- _What is expected_
Draw out every line with the word "price" from the listing below.
* Begin *
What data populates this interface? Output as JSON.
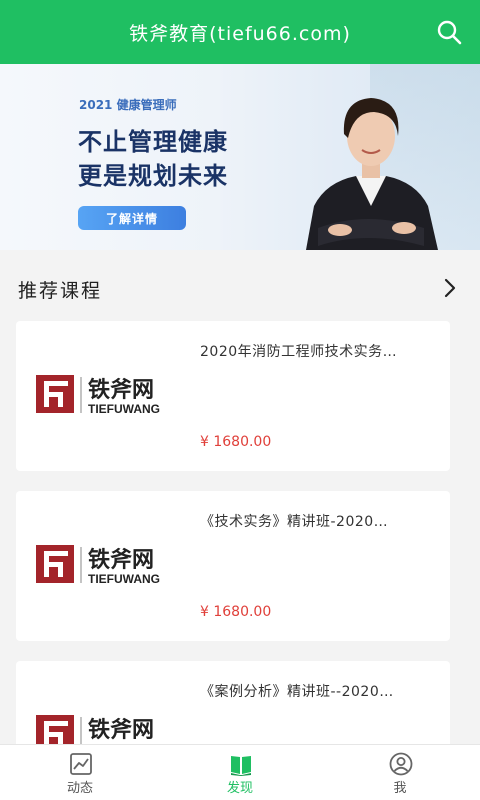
{
  "header": {
    "title": "铁斧教育(tiefu66.com)",
    "search_icon": "search-icon"
  },
  "banner": {
    "tag": "2021 健康管理师",
    "line1": "不止管理健康",
    "line2": "更是规划未来",
    "button": "了解详情"
  },
  "section": {
    "title": "推荐课程",
    "more_icon": "chevron-right-icon"
  },
  "brand": {
    "cn": "铁斧网",
    "en": "TIEFUWANG"
  },
  "courses": [
    {
      "title": "2020年消防工程师技术实务…",
      "price": "¥ 1680.00"
    },
    {
      "title": "《技术实务》精讲班-2020…",
      "price": "¥ 1680.00"
    },
    {
      "title": "《案例分析》精讲班--2020…",
      "price": ""
    }
  ],
  "tabbar": {
    "items": [
      {
        "label": "动态",
        "icon": "chart-icon"
      },
      {
        "label": "发现",
        "icon": "book-icon"
      },
      {
        "label": "我",
        "icon": "user-icon"
      }
    ],
    "active_index": 1
  },
  "colors": {
    "primary": "#1fbf62",
    "price": "#e0403a",
    "brand_red": "#a3242a"
  }
}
* End *
- _Task output_
      "price": "¥ 1680.00"
      "price": "¥ 1680.00"
      "price": ""
    "price": "#e0403a",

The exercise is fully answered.